***** Records for processing

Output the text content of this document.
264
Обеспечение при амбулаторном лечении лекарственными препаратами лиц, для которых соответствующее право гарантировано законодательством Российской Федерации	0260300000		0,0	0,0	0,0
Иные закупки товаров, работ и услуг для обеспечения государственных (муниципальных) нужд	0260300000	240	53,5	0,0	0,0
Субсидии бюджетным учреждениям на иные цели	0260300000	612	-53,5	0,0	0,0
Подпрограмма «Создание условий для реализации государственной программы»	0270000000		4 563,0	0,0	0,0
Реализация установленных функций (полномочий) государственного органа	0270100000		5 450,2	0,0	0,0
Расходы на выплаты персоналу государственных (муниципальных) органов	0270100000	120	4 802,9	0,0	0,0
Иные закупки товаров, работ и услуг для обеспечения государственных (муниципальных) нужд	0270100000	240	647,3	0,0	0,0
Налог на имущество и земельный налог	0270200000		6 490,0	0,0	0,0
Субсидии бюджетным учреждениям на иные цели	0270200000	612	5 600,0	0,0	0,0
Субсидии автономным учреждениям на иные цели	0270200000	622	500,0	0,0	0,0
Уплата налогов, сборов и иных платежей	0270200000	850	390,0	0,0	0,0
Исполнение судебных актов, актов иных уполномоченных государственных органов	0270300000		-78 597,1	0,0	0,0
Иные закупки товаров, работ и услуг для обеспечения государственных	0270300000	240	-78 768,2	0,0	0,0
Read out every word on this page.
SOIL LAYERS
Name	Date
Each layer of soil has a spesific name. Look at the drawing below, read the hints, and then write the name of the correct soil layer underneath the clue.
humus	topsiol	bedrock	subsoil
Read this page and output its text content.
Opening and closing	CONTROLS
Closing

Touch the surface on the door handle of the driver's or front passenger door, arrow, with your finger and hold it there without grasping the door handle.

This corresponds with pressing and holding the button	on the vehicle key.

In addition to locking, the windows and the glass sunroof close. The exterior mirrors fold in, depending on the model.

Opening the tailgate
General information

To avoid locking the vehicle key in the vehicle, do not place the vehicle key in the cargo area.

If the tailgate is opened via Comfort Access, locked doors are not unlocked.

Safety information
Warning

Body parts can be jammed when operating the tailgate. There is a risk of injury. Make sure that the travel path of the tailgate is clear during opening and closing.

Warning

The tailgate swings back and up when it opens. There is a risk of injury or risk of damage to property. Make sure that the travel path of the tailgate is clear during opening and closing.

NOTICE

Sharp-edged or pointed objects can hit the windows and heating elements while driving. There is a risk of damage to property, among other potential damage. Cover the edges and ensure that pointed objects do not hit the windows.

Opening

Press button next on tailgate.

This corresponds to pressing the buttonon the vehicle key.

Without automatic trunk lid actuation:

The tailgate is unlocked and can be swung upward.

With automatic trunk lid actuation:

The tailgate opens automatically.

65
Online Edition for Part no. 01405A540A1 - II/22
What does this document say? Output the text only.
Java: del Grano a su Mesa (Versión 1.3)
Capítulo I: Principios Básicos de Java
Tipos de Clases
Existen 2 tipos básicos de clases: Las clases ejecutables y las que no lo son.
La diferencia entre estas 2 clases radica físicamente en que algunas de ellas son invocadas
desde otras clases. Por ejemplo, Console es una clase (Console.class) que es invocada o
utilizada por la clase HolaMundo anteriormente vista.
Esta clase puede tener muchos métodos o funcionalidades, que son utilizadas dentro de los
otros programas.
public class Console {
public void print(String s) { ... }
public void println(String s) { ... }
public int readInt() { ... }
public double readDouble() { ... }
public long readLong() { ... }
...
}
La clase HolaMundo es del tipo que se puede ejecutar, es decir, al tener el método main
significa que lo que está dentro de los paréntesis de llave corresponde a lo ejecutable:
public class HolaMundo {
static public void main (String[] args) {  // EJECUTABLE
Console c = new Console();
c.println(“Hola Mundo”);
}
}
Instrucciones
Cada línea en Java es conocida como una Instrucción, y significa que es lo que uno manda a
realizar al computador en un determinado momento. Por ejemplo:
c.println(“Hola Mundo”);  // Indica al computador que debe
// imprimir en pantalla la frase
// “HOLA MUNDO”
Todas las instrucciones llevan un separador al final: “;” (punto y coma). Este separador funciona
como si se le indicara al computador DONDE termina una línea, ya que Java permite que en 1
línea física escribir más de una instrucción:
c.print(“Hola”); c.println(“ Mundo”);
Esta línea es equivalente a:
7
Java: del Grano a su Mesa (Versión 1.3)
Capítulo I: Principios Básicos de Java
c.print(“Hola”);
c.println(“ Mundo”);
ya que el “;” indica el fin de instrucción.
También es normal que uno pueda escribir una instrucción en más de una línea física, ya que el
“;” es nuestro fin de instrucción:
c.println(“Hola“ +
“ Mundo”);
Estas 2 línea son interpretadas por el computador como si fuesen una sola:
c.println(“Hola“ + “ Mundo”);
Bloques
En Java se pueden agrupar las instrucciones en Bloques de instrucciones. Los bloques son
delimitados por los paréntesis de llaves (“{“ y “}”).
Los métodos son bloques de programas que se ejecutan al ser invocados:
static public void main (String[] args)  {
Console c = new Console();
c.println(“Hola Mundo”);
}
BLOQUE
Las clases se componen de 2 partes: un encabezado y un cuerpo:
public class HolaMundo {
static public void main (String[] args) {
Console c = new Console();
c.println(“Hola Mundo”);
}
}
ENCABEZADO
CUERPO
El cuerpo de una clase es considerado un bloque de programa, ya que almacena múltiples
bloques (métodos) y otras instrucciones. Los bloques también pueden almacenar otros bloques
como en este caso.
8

**********

Restate the records, all of them, precisely as written.

■ **Finished task**:
Output the text content of this document.
264
Обеспечение при амбулаторном лечении лекарственными препаратами лиц, для которых соответствующее право гарантировано законодательством Российской Федерации	0260300000		0,0	0,0	0,0
Иные закупки товаров, работ и услуг для обеспечения государственных (муниципальных) нужд	0260300000	240	53,5	0,0	0,0
Субсидии бюджетным учреждениям на иные цели	0260300000	612	-53,5	0,0	0,0
Подпрограмма «Создание условий для реализации государственной программы»	0270000000		4 563,0	0,0	0,0
Реализация установленных функций (полномочий) государственного органа	0270100000		5 450,2	0,0	0,0
Расходы на выплаты персоналу государственных (муниципальных) органов	0270100000	120	4 802,9	0,0	0,0
Иные закупки товаров, работ и услуг для обеспечения государственных (муниципальных) нужд	0270100000	240	647,3	0,0	0,0
Налог на имущество и земельный налог	0270200000		6 490,0	0,0	0,0
Субсидии бюджетным учреждениям на иные цели	0270200000	612	5 600,0	0,0	0,0
Субсидии автономным учреждениям на иные цели	0270200000	622	500,0	0,0	0,0
Уплата налогов, сборов и иных платежей	0270200000	850	390,0	0,0	0,0
Исполнение судебных актов, актов иных уполномоченных государственных органов	0270300000		-78 597,1	0,0	0,0
Иные закупки товаров, работ и услуг для обеспечения государственных	0270300000	240	-78 768,2	0,0	0,0
Read out every word on this page.
SOIL LAYERS
Name	Date
Each layer of soil has a spesific name. Look at the drawing below, read the hints, and then write the name of the correct soil layer underneath the clue.
humus	topsiol	bedrock	subsoil
Read this page and output its text content.
Opening and closing	CONTROLS
Closing

Touch the surface on the door handle of the driver's or front passenger door, arrow, with your finger and hold it there without grasping the door handle.

This corresponds with pressing and holding the button	on the vehicle key.

In addition to locking, the windows and the glass sunroof close. The exterior mirrors fold in, depending on the model.

Opening the tailgate
General information

To avoid locking the vehicle key in the vehicle, do not place the vehicle key in the cargo area.

If the tailgate is opened via Comfort Access, locked doors are not unlocked.

Safety information
Warning

Body parts can be jammed when operating the tailgate. There is a risk of injury. Make sure that the travel path of the tailgate is clear during opening and closing.

Warning

The tailgate swings back and up when it opens. There is a risk of injury or risk of damage to property. Make sure that the travel path of the tailgate is clear during opening and closing.

NOTICE

Sharp-edged or pointed objects can hit the windows and heating elements while driving. There is a risk of damage to property, among other potential damage. Cover the edges and ensure that pointed objects do not hit the windows.

Opening

Press button next on tailgate.

This corresponds to pressing the buttonon the vehicle key.

Without automatic trunk lid actuation:

The tailgate is unlocked and can be swung upward.

With automatic trunk lid actuation:

The tailgate opens automatically.

65
Online Edition for Part no. 01405A540A1 - II/22
What does this document say? Output the text only.
Java: del Grano a su Mesa (Versión 1.3)
Capítulo I: Principios Básicos de Java
Tipos de Clases
Existen 2 tipos básicos de clases: Las clases ejecutables y las que no lo son.
La diferencia entre estas 2 clases radica físicamente en que algunas de ellas son invocadas
desde otras clases. Por ejemplo, Console es una clase (Console.class) que es invocada o
utilizada por la clase HolaMundo anteriormente vista.
Esta clase puede tener muchos métodos o funcionalidades, que son utilizadas dentro de los
otros programas.
public class Console {
public void print(String s) { ... }
public void println(String s) { ... }
public int readInt() { ... }
public double readDouble() { ... }
public long readLong() { ... }
...
}
La clase HolaMundo es del tipo que se puede ejecutar, es decir, al tener el método main
significa que lo que está dentro de los paréntesis de llave corresponde a lo ejecutable:
public class HolaMundo {
static public void main (String[] args) {  // EJECUTABLE
Console c = new Console();
c.println(“Hola Mundo”);
}
}
Instrucciones
Cada línea en Java es conocida como una Instrucción, y significa que es lo que uno manda a
realizar al computador en un determinado momento. Por ejemplo:
c.println(“Hola Mundo”);  // Indica al computador que debe
// imprimir en pantalla la frase
// “HOLA MUNDO”
Todas las instrucciones llevan un separador al final: “;” (punto y coma). Este separador funciona
como si se le indicara al computador DONDE termina una línea, ya que Java permite que en 1
línea física escribir más de una instrucción:
c.print(“Hola”); c.println(“ Mundo”);
Esta línea es equivalente a:
7
Java: del Grano a su Mesa (Versión 1.3)
Capítulo I: Principios Básicos de Java
c.print(“Hola”);
c.println(“ Mundo”);
ya que el “;” indica el fin de instrucción.
También es normal que uno pueda escribir una instrucción en más de una línea física, ya que el
“;” es nuestro fin de instrucción:
c.println(“Hola“ +
“ Mundo”);
Estas 2 línea son interpretadas por el computador como si fuesen una sola:
c.println(“Hola“ + “ Mundo”);
Bloques
En Java se pueden agrupar las instrucciones en Bloques de instrucciones. Los bloques son
delimitados por los paréntesis de llaves (“{“ y “}”).
Los métodos son bloques de programas que se ejecutan al ser invocados:
static public void main (String[] args)  {
Console c = new Console();
c.println(“Hola Mundo”);
}
BLOQUE
Las clases se componen de 2 partes: un encabezado y un cuerpo:
public class HolaMundo {
static public void main (String[] args) {
Console c = new Console();
c.println(“Hola Mundo”);
}
}
ENCABEZADO
CUERPO
El cuerpo de una clase es considerado un bloque de programa, ya que almacena múltiples
bloques (métodos) y otras instrucciones. Los bloques también pueden almacenar otros bloques
como en este caso.
8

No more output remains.